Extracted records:
===============
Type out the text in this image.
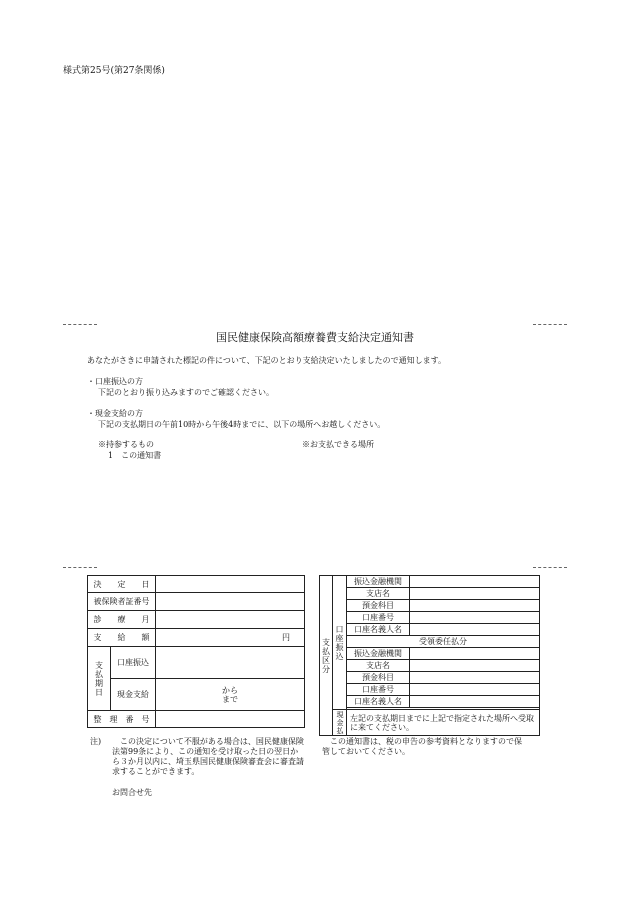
様式第25号(第27条関係)
国民健康保険高額療養費支給決定通知書
あなたがさきに申請された標記の件について、下記のとおり支給決定いたしましたので通知します。
・口座振込の方
下記のとおり振り込みますのでご確認ください。
・現金支給の方
下記の支払期日の午前10時から午後4時までに、以下の場所へお越しください。
※持参するもの
1　この通知書
※お支払できる場所
決　　定　　日		
被保険者証番号		
診　　療　　月		
支　　給　　額		円
支払期日	口座振込	
	現金支給	から
まで

整　理　番　号		
支払区分	口座振込	振込金融機関	
		支店名	
		預金科目	
		口座番号	
		口座名義人名	
		受領委任払分	
		振込金融機関	
		支店名	
		預金科目	
		口座番号	
		口座名義人名	

	現金払	左記の支払期日までに上記で指定された場所へ受取に来てください。	
注)	この決定について不服がある場合は、国民健康保険法第99条により、この通知を受け取った日の翌日から３か月以内に、埼玉県国民健康保険審査会に審査請求することができます。
この通知書は、税の申告の参考資料となりますので保管しておいてください。
お問合せ先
===============
Required work: Each record above must be returned exactly as written, with its pictures omitted.

The solution:
Type out the text in this image.
様式第25号(第27条関係)
国民健康保険高額療養費支給決定通知書
あなたがさきに申請された標記の件について、下記のとおり支給決定いたしましたので通知します。
・口座振込の方
下記のとおり振り込みますのでご確認ください。
・現金支給の方
下記の支払期日の午前10時から午後4時までに、以下の場所へお越しください。
※持参するもの
1　この通知書
※お支払できる場所
決　　定　　日		
被保険者証番号		
診　　療　　月		
支　　給　　額		円
支払期日	口座振込	
	現金支給	から
まで

整　理　番　号		
支払区分	口座振込	振込金融機関	
		支店名	
		預金科目	
		口座番号	
		口座名義人名	
		受領委任払分	
		振込金融機関	
		支店名	
		預金科目	
		口座番号	
		口座名義人名	

	現金払	左記の支払期日までに上記で指定された場所へ受取に来てください。	
注)	この決定について不服がある場合は、国民健康保険法第99条により、この通知を受け取った日の翌日から３か月以内に、埼玉県国民健康保険審査会に審査請求することができます。
この通知書は、税の申告の参考資料となりますので保管しておいてください。
お問合せ先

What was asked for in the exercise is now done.